— BEGIN EXTRACT —

In the latest episode, the Kelce brothers discuss how each of their teams lost again in Week 14.

Kansas City Chiefs tight end Travis Kelce and his older brother — Philadelphia Eagles center Jason Kelce — host a weekly podcast called "New Heights." The title is an homage to the Cleveland Heights, Ohio, neighborhood in which they grew up.

Both the Chiefs and Eagles lost again this past weekend. You can sense the frustration in both of their voices when they are discussing their respective games. Travis breaks down the catch and lateral to Kadarius Toney, which was called back — and he gets a little salty in the process.

"New Heights" with Jason & Travis Kelce | Jukes Original Presented by Wave Sports + Entertainment | You can also listen to the show on Spotify.

1. Travis claps back at the media

Travis set aside his usually affable personality for a moment to take issue with some of the criticisms his teammates have received in the media over the last few weeks. "

"We're not rolling like we have been in the past, and I know there is a lot of media pointing fingers at some of the skill players we have — I say f—k that."

Picking up steam, he continued his lecture.

— END EXTRACT —
— BEGIN AVAILABLE DATA —

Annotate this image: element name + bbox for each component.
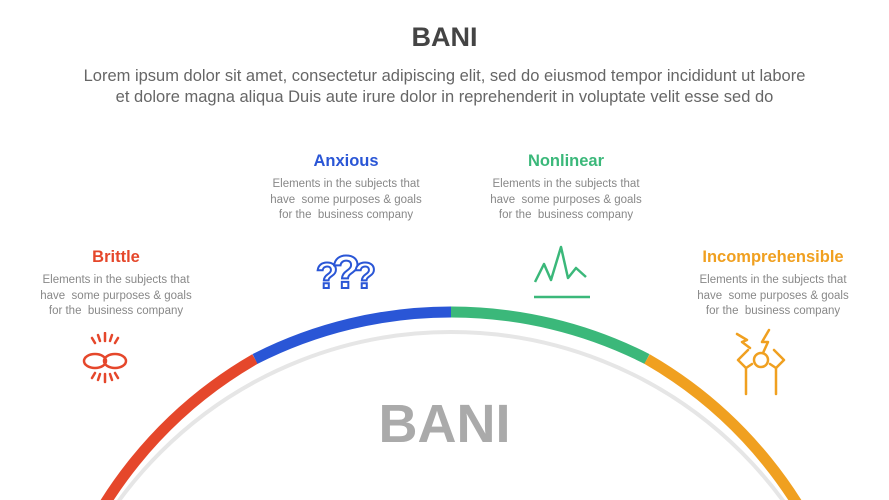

— END AVAILABLE DATA —

== STATED GOAL 1 ==
In the podcast article, what is the title "New Heights" an homage to?
== STATED GOAL 2 ==
Summarize the podcast article in two sentences.

== TASK SOLUTION 1 ==
It honors the Cleveland Heights, Ohio, neighborhood where the Kelce brothers grew up.

== TASK SOLUTION 2 ==
Chiefs tight end Travis Kelce and his older brother, Eagles center Jason Kelce, host a weekly podcast called "New Heights," and in the latest episode they discuss how both of their teams lost again in Week 14. Travis breaks down a catch and lateral to Kadarius Toney that was called back, and he pushes back against media criticism of the Chiefs' skill players.